Retype each line of the material exactly, please, skipping any picture in it.

--- start Supplied material ---

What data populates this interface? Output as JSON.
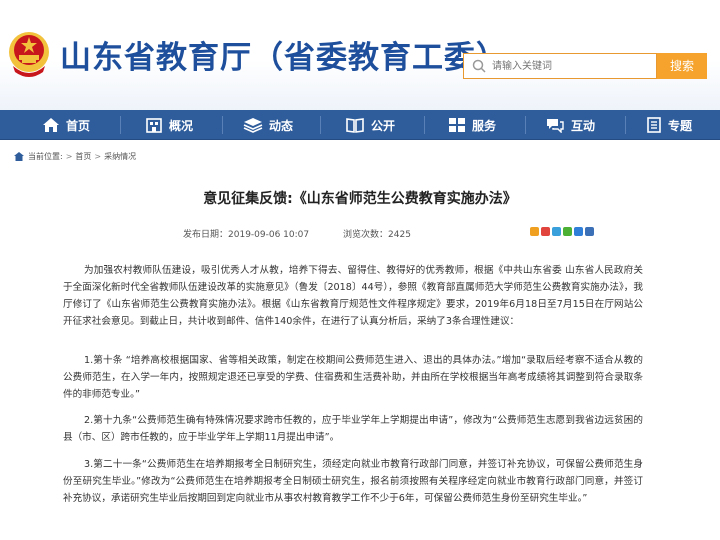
{
  "header": {
    "site_title": "山东省教育厅（省委教育工委）",
    "search_placeholder": "请输入关键词",
    "search_button": "搜索"
  },
  "nav": {
    "items": [
      {
        "label": "首页",
        "icon": "home-icon"
      },
      {
        "label": "概况",
        "icon": "building-icon"
      },
      {
        "label": "动态",
        "icon": "stack-icon"
      },
      {
        "label": "公开",
        "icon": "book-icon"
      },
      {
        "label": "服务",
        "icon": "grid-icon"
      },
      {
        "label": "互动",
        "icon": "chat-icon"
      },
      {
        "label": "专题",
        "icon": "document-icon"
      }
    ]
  },
  "breadcrumb": {
    "prefix": "当前位置:",
    "items": [
      "首页",
      "采纳情况"
    ]
  },
  "article": {
    "title": "意见征集反馈:《山东省师范生公费教育实施办法》",
    "published_label": "发布日期：",
    "published_value": "2019-09-06 10:07",
    "views_label": "浏览次数：",
    "views_value": "2425",
    "paragraphs": [
      "为加强农村教师队伍建设，吸引优秀人才从教，培养下得去、留得住、教得好的优秀教师，根据《中共山东省委 山东省人民政府关于全面深化新时代全省教师队伍建设改革的实施意见》（鲁发〔2018〕44号），参照《教育部直属师范大学师范生公费教育实施办法》，我厅修订了《山东省师范生公费教育实施办法》。根据《山东省教育厅规范性文件程序规定》要求，2019年6月18日至7月15日在厅网站公开征求社会意见。到截止日，共计收到邮件、信件140余件，在进行了认真分析后，采纳了3条合理性建议：",
      "1.第十条 “培养高校根据国家、省等相关政策，制定在校期间公费师范生进入、退出的具体办法。”增加“录取后经考察不适合从教的公费师范生，在入学一年内，按照规定退还已享受的学费、住宿费和生活费补助，并由所在学校根据当年高考成绩将其调整到符合录取条件的非师范专业。”",
      "2.第十九条“公费师范生确有特殊情况要求跨市任教的，应于毕业学年上学期提出申请”，修改为“公费师范生志愿到我省边远贫困的县（市、区）跨市任教的，应于毕业学年上学期11月提出申请”。",
      "3.第二十一条“公费师范生在培养期报考全日制研究生，须经定向就业市教育行政部门同意，并签订补充协议，可保留公费师范生身份至研究生毕业。”修改为“公费师范生在培养期报考全日制硕士研究生，报名前须按照有关程序经定向就业市教育行政部门同意，并签订补充协议，承诺研究生毕业后按期回到定向就业市从事农村教育教学工作不少于6年，可保留公费师范生身份至研究生毕业。”"
    ]
  },
  "colors": {
    "brand_blue": "#1e4f9c",
    "nav_bg": "#2f5d9c",
    "search_accent": "#f5a32c",
    "emblem_red": "#c8161d",
    "emblem_gold": "#f3c23c"
  }
}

--- end Supplied material ---

Reply:
What data populates this interface? Output as JSON.
{
  "header": {
    "site_title": "山东省教育厅（省委教育工委）",
    "search_placeholder": "请输入关键词",
    "search_button": "搜索"
  },
  "nav": {
    "items": [
      {
        "label": "首页",
        "icon": "home-icon"
      },
      {
        "label": "概况",
        "icon": "building-icon"
      },
      {
        "label": "动态",
        "icon": "stack-icon"
      },
      {
        "label": "公开",
        "icon": "book-icon"
      },
      {
        "label": "服务",
        "icon": "grid-icon"
      },
      {
        "label": "互动",
        "icon": "chat-icon"
      },
      {
        "label": "专题",
        "icon": "document-icon"
      }
    ]
  },
  "breadcrumb": {
    "prefix": "当前位置:",
    "items": [
      "首页",
      "采纳情况"
    ]
  },
  "article": {
    "title": "意见征集反馈:《山东省师范生公费教育实施办法》",
    "published_label": "发布日期：",
    "published_value": "2019-09-06 10:07",
    "views_label": "浏览次数：",
    "views_value": "2425",
    "paragraphs": [
      "为加强农村教师队伍建设，吸引优秀人才从教，培养下得去、留得住、教得好的优秀教师，根据《中共山东省委 山东省人民政府关于全面深化新时代全省教师队伍建设改革的实施意见》（鲁发〔2018〕44号），参照《教育部直属师范大学师范生公费教育实施办法》，我厅修订了《山东省师范生公费教育实施办法》。根据《山东省教育厅规范性文件程序规定》要求，2019年6月18日至7月15日在厅网站公开征求社会意见。到截止日，共计收到邮件、信件140余件，在进行了认真分析后，采纳了3条合理性建议：",
      "1.第十条 “培养高校根据国家、省等相关政策，制定在校期间公费师范生进入、退出的具体办法。”增加“录取后经考察不适合从教的公费师范生，在入学一年内，按照规定退还已享受的学费、住宿费和生活费补助，并由所在学校根据当年高考成绩将其调整到符合录取条件的非师范专业。”",
      "2.第十九条“公费师范生确有特殊情况要求跨市任教的，应于毕业学年上学期提出申请”，修改为“公费师范生志愿到我省边远贫困的县（市、区）跨市任教的，应于毕业学年上学期11月提出申请”。",
      "3.第二十一条“公费师范生在培养期报考全日制研究生，须经定向就业市教育行政部门同意，并签订补充协议，可保留公费师范生身份至研究生毕业。”修改为“公费师范生在培养期报考全日制硕士研究生，报名前须按照有关程序经定向就业市教育行政部门同意，并签订补充协议，承诺研究生毕业后按期回到定向就业市从事农村教育教学工作不少于6年，可保留公费师范生身份至研究生毕业。”"
    ]
  },
  "colors": {
    "brand_blue": "#1e4f9c",
    "nav_bg": "#2f5d9c",
    "search_accent": "#f5a32c",
    "emblem_red": "#c8161d",
    "emblem_gold": "#f3c23c"
  }
}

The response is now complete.